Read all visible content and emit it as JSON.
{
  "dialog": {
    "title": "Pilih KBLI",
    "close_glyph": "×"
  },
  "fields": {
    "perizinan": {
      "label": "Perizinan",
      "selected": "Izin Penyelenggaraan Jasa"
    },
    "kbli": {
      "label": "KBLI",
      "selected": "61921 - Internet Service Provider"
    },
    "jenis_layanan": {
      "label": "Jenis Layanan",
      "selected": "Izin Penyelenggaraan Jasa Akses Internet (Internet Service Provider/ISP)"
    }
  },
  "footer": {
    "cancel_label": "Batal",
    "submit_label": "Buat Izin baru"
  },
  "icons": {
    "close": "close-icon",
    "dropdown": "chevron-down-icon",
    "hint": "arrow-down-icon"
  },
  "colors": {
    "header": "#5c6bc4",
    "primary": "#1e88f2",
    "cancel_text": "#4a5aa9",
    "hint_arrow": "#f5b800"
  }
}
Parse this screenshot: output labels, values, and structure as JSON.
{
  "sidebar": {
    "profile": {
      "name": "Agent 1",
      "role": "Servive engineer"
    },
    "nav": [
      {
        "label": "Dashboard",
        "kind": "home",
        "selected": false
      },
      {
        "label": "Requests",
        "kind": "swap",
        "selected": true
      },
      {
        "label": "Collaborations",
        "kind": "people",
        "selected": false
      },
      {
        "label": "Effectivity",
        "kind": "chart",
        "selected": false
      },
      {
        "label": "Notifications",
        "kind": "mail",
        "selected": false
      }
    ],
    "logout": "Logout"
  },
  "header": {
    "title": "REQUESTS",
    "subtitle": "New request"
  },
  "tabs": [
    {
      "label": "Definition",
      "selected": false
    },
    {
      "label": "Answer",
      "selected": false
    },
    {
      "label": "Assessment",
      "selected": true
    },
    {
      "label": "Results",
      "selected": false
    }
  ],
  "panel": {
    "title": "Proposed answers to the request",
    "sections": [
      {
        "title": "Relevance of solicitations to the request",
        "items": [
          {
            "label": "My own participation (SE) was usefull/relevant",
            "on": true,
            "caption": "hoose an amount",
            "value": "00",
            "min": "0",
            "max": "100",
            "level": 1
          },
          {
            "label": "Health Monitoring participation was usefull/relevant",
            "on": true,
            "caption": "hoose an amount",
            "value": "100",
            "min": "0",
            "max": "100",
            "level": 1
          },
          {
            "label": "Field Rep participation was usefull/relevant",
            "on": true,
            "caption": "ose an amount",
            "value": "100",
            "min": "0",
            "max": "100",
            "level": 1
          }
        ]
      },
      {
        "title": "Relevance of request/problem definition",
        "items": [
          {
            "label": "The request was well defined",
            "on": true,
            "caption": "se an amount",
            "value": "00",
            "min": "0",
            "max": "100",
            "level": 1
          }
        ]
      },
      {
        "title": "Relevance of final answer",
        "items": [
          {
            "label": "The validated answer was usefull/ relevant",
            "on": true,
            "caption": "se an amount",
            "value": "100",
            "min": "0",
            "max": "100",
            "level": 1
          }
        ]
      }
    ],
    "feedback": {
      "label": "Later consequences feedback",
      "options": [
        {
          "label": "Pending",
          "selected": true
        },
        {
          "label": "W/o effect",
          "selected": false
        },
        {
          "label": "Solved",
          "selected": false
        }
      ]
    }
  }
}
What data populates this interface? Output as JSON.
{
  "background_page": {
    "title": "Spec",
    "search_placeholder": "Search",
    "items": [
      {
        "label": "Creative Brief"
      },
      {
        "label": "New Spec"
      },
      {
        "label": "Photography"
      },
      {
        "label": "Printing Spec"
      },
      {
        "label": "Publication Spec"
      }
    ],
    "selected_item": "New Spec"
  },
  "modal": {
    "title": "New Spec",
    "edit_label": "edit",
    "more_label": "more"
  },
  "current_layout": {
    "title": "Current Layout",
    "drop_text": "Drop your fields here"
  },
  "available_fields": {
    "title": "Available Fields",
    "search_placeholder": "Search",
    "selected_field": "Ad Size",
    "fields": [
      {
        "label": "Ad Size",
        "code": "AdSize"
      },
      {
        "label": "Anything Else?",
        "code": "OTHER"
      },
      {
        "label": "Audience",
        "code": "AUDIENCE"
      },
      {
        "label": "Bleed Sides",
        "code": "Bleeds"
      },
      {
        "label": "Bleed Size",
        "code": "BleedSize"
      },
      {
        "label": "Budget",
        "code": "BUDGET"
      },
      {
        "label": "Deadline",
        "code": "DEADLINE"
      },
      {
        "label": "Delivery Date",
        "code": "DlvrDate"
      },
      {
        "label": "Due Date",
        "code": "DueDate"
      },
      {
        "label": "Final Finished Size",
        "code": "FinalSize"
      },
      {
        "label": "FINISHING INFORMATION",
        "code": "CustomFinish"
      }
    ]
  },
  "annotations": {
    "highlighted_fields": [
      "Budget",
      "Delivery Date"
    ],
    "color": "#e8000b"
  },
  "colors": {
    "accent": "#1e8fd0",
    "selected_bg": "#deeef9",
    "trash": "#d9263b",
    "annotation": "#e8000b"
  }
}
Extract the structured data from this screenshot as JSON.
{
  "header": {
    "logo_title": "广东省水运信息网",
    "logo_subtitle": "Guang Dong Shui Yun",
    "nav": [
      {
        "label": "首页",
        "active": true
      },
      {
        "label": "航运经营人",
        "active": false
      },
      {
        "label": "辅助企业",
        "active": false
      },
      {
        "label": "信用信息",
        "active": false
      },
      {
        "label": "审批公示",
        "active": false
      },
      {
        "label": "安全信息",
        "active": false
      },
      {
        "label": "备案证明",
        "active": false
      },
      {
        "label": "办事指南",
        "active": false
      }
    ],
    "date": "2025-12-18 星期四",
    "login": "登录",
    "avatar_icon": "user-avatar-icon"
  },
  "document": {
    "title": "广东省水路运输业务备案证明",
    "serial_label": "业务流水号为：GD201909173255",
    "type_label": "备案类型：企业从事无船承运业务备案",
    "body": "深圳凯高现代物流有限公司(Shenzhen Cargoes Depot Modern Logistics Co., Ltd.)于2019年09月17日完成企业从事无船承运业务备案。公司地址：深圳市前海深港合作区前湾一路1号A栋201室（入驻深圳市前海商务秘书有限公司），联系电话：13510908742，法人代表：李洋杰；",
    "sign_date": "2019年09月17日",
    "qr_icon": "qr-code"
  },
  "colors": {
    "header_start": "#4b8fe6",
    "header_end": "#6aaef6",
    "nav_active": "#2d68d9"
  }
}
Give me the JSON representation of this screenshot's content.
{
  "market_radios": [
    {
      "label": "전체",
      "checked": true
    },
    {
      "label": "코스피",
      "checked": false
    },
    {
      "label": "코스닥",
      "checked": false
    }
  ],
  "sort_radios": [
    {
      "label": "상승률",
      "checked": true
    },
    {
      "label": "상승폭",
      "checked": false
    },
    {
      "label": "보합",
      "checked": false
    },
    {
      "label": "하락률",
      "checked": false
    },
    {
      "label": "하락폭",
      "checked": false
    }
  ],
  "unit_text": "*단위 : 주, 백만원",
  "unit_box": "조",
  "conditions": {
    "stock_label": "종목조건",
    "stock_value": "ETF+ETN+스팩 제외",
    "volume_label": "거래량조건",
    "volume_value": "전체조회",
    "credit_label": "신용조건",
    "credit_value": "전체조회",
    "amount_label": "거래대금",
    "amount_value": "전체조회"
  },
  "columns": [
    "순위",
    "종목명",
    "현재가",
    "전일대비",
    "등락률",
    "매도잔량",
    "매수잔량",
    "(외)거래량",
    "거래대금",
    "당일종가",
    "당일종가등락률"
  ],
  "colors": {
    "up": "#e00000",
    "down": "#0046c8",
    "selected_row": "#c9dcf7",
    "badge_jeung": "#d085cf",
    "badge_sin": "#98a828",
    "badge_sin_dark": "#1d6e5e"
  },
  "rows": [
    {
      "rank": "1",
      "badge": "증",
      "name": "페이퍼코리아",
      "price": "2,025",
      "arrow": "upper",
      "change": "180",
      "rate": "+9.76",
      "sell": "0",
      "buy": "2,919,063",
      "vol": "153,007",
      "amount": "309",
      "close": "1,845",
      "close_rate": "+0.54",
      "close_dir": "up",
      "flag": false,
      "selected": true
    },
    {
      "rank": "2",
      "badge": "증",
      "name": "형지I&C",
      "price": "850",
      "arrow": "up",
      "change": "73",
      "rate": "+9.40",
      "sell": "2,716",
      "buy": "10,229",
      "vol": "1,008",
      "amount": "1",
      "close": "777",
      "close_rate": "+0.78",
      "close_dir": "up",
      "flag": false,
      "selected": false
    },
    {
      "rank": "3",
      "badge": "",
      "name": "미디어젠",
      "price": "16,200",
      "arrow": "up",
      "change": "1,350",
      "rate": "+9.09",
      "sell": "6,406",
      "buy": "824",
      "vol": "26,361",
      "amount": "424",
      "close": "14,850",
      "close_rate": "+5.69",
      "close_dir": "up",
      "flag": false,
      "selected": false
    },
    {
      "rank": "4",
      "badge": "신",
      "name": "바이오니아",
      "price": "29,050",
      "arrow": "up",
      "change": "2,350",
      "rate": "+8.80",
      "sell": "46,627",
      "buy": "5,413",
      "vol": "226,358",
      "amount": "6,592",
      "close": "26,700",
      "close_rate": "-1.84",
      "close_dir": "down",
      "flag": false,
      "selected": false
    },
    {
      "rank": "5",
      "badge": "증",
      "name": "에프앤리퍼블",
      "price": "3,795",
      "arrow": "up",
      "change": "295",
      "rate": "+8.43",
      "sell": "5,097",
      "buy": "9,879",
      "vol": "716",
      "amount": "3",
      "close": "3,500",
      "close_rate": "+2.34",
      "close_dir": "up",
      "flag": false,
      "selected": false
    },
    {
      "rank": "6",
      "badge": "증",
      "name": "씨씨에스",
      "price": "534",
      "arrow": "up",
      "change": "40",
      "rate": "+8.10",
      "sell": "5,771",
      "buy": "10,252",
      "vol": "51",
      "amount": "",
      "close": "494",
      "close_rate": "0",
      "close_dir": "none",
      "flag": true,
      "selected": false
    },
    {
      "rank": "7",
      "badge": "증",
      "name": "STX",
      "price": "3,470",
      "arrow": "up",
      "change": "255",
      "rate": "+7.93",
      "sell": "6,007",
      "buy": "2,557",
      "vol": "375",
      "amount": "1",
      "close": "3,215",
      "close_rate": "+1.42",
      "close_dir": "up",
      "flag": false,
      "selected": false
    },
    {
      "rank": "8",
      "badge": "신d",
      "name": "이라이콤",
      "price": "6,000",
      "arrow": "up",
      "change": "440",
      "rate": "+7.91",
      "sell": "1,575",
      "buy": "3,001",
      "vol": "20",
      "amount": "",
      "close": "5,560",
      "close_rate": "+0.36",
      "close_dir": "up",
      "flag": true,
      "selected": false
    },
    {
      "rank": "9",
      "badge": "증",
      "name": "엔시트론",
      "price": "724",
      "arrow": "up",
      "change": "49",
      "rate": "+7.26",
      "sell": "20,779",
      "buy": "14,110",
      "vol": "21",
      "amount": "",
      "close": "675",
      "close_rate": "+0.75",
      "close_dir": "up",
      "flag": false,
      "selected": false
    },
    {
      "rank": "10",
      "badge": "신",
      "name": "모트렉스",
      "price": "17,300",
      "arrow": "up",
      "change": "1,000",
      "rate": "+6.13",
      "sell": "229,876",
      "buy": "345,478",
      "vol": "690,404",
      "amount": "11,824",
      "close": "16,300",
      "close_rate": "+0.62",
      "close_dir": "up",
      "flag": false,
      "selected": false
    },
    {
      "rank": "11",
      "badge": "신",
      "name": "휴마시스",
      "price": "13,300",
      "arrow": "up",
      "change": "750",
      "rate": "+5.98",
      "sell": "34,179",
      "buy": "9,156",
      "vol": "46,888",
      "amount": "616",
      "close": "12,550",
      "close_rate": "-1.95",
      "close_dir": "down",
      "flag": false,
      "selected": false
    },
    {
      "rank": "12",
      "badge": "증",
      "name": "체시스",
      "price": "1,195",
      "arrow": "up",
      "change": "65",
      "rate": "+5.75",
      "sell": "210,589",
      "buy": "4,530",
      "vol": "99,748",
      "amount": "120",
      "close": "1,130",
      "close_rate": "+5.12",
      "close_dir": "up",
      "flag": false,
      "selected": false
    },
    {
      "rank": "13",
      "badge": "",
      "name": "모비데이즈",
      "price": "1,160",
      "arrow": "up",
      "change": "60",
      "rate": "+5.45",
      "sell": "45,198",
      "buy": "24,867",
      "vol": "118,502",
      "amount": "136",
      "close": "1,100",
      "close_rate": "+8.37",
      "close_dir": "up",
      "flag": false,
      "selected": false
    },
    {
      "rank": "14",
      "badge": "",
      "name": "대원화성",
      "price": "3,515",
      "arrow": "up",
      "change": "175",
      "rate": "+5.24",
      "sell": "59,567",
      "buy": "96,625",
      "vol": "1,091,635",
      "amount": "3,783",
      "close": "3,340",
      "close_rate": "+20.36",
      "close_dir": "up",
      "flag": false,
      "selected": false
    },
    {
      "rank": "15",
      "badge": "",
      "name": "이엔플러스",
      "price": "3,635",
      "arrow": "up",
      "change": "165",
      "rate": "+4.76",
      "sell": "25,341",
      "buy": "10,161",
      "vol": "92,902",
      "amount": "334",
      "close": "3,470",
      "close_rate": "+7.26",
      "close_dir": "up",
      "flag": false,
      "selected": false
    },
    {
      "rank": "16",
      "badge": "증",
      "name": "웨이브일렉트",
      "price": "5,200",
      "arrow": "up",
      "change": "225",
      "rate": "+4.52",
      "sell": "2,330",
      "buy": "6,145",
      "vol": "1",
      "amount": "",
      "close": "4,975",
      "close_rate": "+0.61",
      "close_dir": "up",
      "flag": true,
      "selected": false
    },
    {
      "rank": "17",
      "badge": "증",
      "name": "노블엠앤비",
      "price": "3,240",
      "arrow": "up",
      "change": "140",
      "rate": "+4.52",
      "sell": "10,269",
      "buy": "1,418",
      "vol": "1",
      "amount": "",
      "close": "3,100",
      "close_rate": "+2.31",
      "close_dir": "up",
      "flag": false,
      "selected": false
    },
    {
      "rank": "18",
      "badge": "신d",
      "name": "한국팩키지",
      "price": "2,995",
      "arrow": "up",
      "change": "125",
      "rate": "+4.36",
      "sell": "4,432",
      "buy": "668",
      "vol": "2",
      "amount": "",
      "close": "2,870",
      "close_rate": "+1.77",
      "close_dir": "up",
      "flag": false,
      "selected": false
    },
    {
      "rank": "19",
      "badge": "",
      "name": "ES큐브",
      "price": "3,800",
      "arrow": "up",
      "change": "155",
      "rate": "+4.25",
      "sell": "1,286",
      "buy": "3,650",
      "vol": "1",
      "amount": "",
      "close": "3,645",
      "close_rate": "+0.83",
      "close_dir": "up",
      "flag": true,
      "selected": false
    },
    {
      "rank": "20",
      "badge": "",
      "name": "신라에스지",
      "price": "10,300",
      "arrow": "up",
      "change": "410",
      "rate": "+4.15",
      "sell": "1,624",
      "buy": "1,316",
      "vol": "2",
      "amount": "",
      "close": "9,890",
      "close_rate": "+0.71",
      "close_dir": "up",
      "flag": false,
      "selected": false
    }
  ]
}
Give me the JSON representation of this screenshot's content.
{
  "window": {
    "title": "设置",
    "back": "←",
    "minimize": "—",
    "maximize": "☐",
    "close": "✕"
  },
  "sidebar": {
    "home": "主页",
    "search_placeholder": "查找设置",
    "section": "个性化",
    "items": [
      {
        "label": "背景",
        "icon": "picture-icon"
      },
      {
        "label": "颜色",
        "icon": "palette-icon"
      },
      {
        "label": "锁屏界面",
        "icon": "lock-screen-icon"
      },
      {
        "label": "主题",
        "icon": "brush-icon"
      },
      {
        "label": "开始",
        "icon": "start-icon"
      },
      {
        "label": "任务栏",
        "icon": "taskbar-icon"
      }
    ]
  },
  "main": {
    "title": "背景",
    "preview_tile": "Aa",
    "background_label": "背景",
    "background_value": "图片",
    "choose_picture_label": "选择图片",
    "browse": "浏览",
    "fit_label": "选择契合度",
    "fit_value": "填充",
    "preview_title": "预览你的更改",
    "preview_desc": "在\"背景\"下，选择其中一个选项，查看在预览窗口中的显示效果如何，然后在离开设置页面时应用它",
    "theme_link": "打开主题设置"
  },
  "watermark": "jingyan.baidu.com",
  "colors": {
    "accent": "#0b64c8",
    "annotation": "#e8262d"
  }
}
● ● ● ● ●
- **EXERCISE REQUIREMENTS**
Where does the word "this" appear in the listing? List each line that holds it.

- **RESULT OF THE TASK**
Parse this screenshot: output labels, values, and structure as JSON.
What data populates this interface? Output as JSON.
Extract the structured data from this screenshot as JSON.
Give me the JSON representation of this screenshot's content.
Give me the JSON representation of this screenshot's content.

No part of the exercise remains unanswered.